Material for the task:
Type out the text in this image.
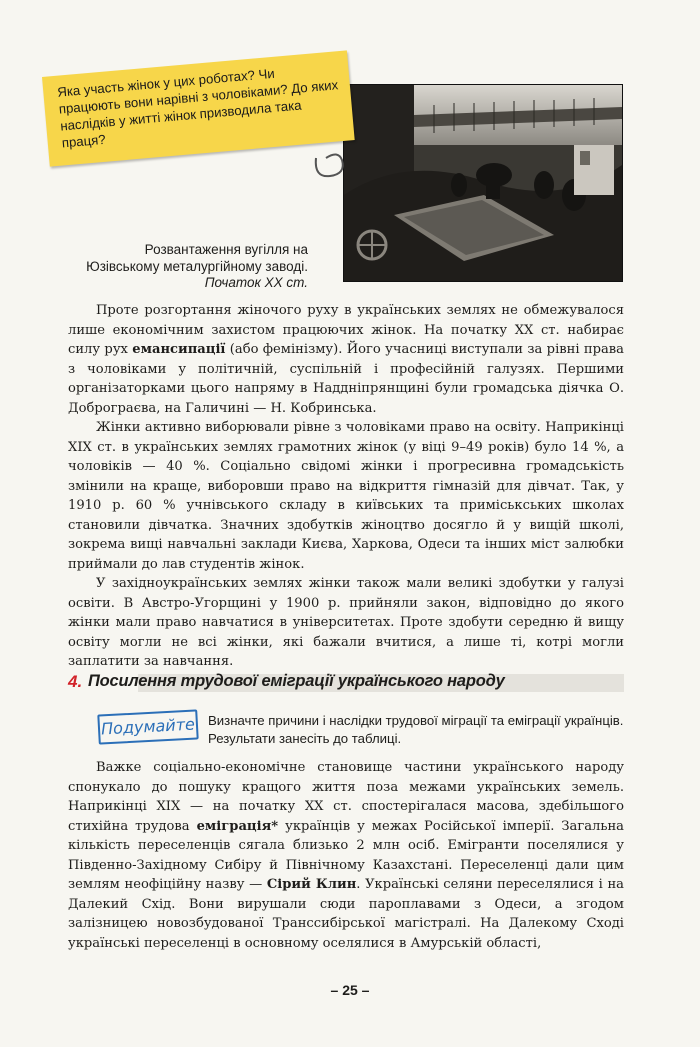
Яка участь жінок у цих роботах? Чи працюють вони нарівні з чоловіками? До яких наслідків у житті жінок призводила така праця?
Розвантаження вугілля на
Юзівському металургійному заводі.
Початок XX ст.

Проте розгортання жіночого руху в українських землях не обмежувалося лише економічним захистом працюючих жінок. На початку XX ст. набирає силу рух емансипації (або фемінізму). Його учасниці виступали за рівні права з чоловіками у політичній, суспільній і професійній галузях. Першими організаторками цього напряму в Наддніпрянщині були громадська діячка О. Доброграєва, на Галичині — Н. Кобринська.

Жінки активно виборювали рівне з чоловіками право на освіту. Наприкінці XIX ст. в українських землях грамотних жінок (у віці 9–49 років) було 14 %, а чоловіків — 40 %. Соціально свідомі жінки і прогресивна громадськість змінили на краще, виборовши право на відкриття гімназій для дівчат. Так, у 1910 р. 60 % учнівського складу в київських та приміськських школах становили дівчатка. Значних здобутків жіноцтво досягло й у вищій школі, зокрема вищі навчальні заклади Києва, Харкова, Одеси та інших міст залюбки приймали до лав студентів жінок.

У західноукраїнських землях жінки також мали великі здобутки у галузі освіти. В Австро-Угорщині у 1900 р. прийняли закон, відповідно до якого жінки мали право навчатися в університетах. Проте здобути середню й вищу освіту могли не всі жінки, які бажали вчитися, а лише ті, котрі могли заплатити за навчання.

4. Посилення трудової еміграції українського народу
Подумайте Визначте причини і наслідки трудової міграції та еміграції українців. Результати занесіть до таблиці.

Важке соціально-економічне становище частини українського народу спонукало до пошуку кращого життя поза межами українських земель. Наприкінці XIX — на початку XX ст. спостерігалася масова, здебільшого стихійна трудова еміграція* українців у межах Російської імперії. Загальна кількість переселенців сягала близько 2 млн осіб. Емігранти поселялися у Південно-Західному Сибіру й Північному Казахстані. Переселенці дали цим землям неофіційну назву — Сірий Клин. Українські селяни переселялися і на Далекий Схід. Вони вирушали сюди пароплавами з Одеси, а згодом залізницею новозбудованої Транссибірської магістралі. На Далекому Сході українські переселенці в основному оселялися в Амурській області,

– 25 –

What you have to do: Repeat the material above word for word, please, apart from its images.

Finished task:
Type out the text in this image.
Яка участь жінок у цих роботах? Чи працюють вони нарівні з чоловіками? До яких наслідків у житті жінок призводила така праця?
Розвантаження вугілля на
Юзівському металургійному заводі.
Початок XX ст.

Проте розгортання жіночого руху в українських землях не обмежувалося лише економічним захистом працюючих жінок. На початку XX ст. набирає силу рух емансипації (або фемінізму). Його учасниці виступали за рівні права з чоловіками у політичній, суспільній і професійній галузях. Першими організаторками цього напряму в Наддніпрянщині були громадська діячка О. Доброграєва, на Галичині — Н. Кобринська.

Жінки активно виборювали рівне з чоловіками право на освіту. Наприкінці XIX ст. в українських землях грамотних жінок (у віці 9–49 років) було 14 %, а чоловіків — 40 %. Соціально свідомі жінки і прогресивна громадськість змінили на краще, виборовши право на відкриття гімназій для дівчат. Так, у 1910 р. 60 % учнівського складу в київських та приміськських школах становили дівчатка. Значних здобутків жіноцтво досягло й у вищій школі, зокрема вищі навчальні заклади Києва, Харкова, Одеси та інших міст залюбки приймали до лав студентів жінок.

У західноукраїнських землях жінки також мали великі здобутки у галузі освіти. В Австро-Угорщині у 1900 р. прийняли закон, відповідно до якого жінки мали право навчатися в університетах. Проте здобути середню й вищу освіту могли не всі жінки, які бажали вчитися, а лише ті, котрі могли заплатити за навчання.

4. Посилення трудової еміграції українського народу
Подумайте Визначте причини і наслідки трудової міграції та еміграції українців. Результати занесіть до таблиці.

Важке соціально-економічне становище частини українського народу спонукало до пошуку кращого життя поза межами українських земель. Наприкінці XIX — на початку XX ст. спостерігалася масова, здебільшого стихійна трудова еміграція* українців у межах Російської імперії. Загальна кількість переселенців сягала близько 2 млн осіб. Емігранти поселялися у Південно-Західному Сибіру й Північному Казахстані. Переселенці дали цим землям неофіційну назву — Сірий Клин. Українські селяни переселялися і на Далекий Схід. Вони вирушали сюди пароплавами з Одеси, а згодом залізницею новозбудованої Транссибірської магістралі. На Далекому Сході українські переселенці в основному оселялися в Амурській області,

– 25 –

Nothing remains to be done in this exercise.